* Saved entries *
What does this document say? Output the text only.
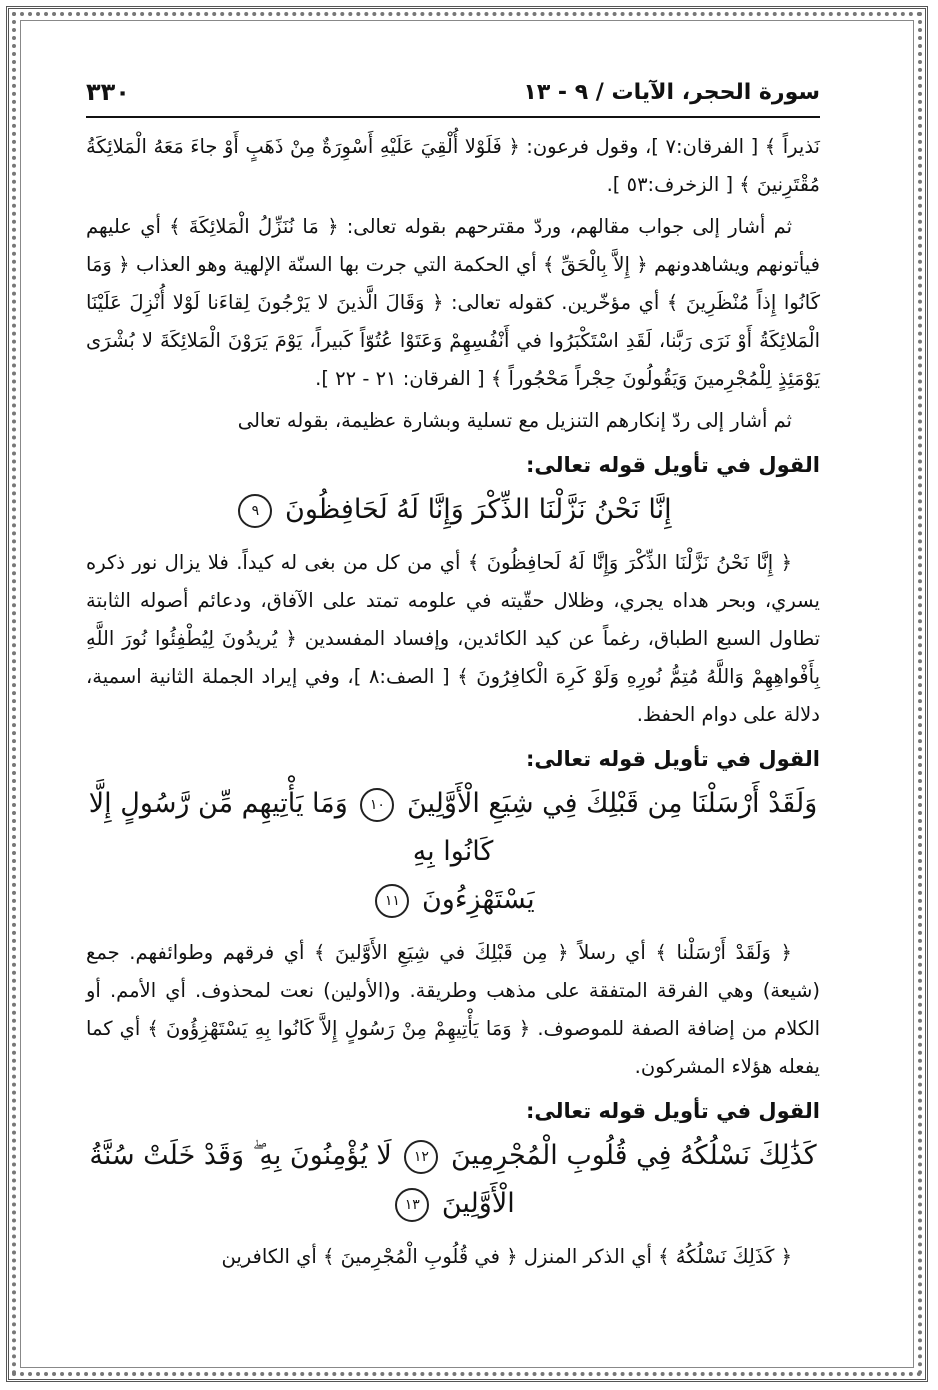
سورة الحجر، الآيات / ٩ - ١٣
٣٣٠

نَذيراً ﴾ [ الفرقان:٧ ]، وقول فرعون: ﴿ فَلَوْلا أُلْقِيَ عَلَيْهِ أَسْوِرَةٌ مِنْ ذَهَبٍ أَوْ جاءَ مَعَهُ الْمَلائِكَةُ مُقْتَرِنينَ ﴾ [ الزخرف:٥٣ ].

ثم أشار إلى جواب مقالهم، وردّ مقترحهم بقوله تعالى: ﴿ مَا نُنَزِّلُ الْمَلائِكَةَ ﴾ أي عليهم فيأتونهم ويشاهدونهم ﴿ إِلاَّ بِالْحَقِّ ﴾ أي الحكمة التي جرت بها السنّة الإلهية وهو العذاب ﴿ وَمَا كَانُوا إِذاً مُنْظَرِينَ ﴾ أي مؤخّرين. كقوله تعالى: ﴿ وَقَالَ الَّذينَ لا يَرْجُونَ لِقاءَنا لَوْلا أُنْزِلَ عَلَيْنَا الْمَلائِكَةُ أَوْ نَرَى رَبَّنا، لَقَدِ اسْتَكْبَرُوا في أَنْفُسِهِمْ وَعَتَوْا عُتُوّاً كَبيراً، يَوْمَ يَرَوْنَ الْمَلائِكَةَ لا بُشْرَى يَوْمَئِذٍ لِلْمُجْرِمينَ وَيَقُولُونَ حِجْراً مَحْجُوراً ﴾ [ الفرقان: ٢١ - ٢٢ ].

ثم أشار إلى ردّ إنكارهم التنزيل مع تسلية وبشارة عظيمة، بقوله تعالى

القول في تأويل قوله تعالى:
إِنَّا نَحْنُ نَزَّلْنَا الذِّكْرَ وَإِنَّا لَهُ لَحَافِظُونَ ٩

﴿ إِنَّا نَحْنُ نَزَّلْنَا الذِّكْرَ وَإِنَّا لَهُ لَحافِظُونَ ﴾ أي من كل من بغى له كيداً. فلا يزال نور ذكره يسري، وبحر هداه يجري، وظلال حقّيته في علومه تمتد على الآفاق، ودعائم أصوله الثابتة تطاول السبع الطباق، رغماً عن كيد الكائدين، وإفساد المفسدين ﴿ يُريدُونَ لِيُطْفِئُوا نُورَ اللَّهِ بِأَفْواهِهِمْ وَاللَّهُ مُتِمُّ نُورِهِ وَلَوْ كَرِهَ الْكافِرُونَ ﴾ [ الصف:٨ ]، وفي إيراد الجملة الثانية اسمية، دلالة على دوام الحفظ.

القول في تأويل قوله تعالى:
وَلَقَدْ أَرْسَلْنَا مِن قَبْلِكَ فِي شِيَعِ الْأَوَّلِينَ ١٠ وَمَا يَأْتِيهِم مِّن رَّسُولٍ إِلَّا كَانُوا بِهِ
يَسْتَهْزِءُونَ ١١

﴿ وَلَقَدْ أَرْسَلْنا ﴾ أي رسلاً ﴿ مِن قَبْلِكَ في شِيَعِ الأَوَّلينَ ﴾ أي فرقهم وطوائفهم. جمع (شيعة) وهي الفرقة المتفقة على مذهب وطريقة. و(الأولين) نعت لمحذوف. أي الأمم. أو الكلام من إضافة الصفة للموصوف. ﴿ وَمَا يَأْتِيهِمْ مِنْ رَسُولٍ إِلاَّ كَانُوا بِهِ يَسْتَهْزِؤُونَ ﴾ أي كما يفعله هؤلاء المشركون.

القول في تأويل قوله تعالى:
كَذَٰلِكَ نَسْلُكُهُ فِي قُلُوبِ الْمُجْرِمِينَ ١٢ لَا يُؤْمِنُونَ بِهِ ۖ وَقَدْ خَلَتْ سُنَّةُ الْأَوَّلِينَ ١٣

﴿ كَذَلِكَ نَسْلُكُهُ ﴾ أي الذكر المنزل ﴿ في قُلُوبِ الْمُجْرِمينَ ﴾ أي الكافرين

* * *

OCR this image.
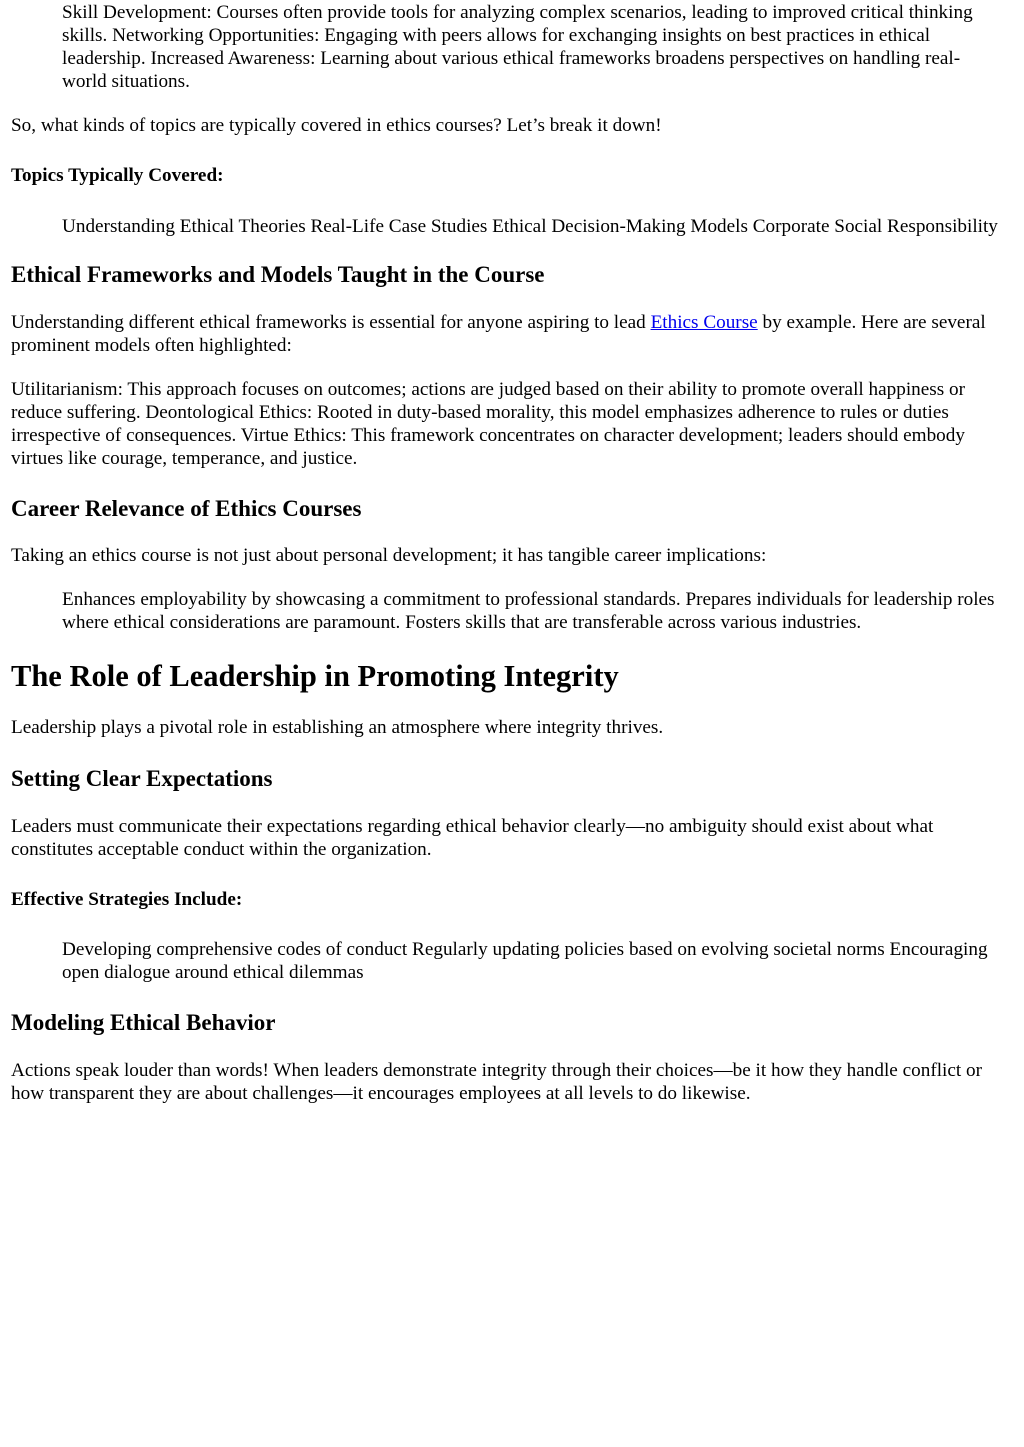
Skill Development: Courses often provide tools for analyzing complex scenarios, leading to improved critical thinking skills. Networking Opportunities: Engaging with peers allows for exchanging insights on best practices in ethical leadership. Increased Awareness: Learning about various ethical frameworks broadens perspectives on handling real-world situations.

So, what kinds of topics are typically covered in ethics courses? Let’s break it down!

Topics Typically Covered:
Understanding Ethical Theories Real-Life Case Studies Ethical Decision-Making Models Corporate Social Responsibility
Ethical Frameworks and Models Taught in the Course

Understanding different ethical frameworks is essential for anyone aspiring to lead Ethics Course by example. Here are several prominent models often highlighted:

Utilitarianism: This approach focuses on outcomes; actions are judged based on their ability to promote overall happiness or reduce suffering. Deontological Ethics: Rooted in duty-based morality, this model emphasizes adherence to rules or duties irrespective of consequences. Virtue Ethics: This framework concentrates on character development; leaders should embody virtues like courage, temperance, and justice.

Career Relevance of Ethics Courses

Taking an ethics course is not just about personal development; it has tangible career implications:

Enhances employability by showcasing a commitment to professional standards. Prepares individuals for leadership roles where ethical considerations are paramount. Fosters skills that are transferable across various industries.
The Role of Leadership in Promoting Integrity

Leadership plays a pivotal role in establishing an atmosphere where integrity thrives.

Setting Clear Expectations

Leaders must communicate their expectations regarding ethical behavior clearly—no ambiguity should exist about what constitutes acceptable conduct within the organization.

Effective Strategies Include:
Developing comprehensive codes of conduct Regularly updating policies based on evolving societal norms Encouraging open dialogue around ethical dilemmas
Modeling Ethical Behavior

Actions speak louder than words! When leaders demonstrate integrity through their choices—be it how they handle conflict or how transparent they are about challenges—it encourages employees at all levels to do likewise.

---

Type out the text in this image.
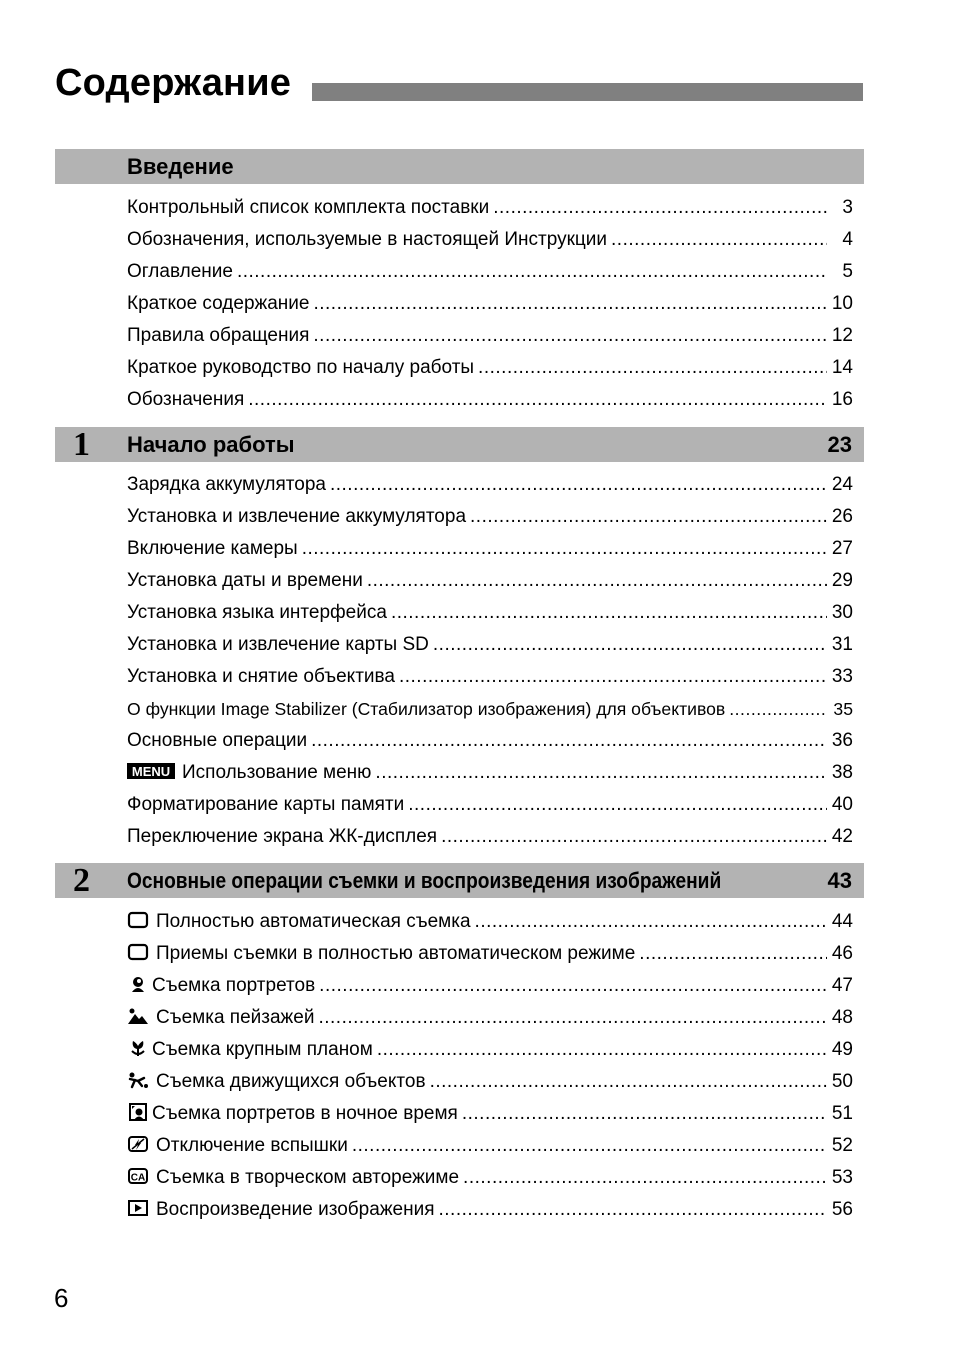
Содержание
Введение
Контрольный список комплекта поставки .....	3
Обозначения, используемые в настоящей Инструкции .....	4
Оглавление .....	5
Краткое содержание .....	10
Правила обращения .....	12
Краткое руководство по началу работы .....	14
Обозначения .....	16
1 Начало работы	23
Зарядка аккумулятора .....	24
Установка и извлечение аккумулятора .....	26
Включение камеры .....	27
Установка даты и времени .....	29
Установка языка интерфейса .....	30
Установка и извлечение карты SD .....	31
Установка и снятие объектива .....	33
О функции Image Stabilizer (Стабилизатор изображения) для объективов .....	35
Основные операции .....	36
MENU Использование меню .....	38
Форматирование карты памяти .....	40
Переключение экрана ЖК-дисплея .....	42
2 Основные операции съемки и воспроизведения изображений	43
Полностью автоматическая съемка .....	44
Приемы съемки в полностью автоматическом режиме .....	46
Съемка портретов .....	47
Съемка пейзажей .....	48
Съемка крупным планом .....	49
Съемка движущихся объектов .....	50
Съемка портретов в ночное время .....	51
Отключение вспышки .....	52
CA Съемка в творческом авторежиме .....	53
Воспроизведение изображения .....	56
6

* THE EXERCISE *
Look through the data above. Find each line with the string "Understanding" and copy it.

* EXERCISE ANSWER *
Understanding Ethical Theories Real-Life Case Studies Ethical Decision-Making Models Corporate Social Responsibility
Understanding different ethical frameworks is essential for anyone aspiring to lead Ethics Course by example. Here are several prominent models often highlighted:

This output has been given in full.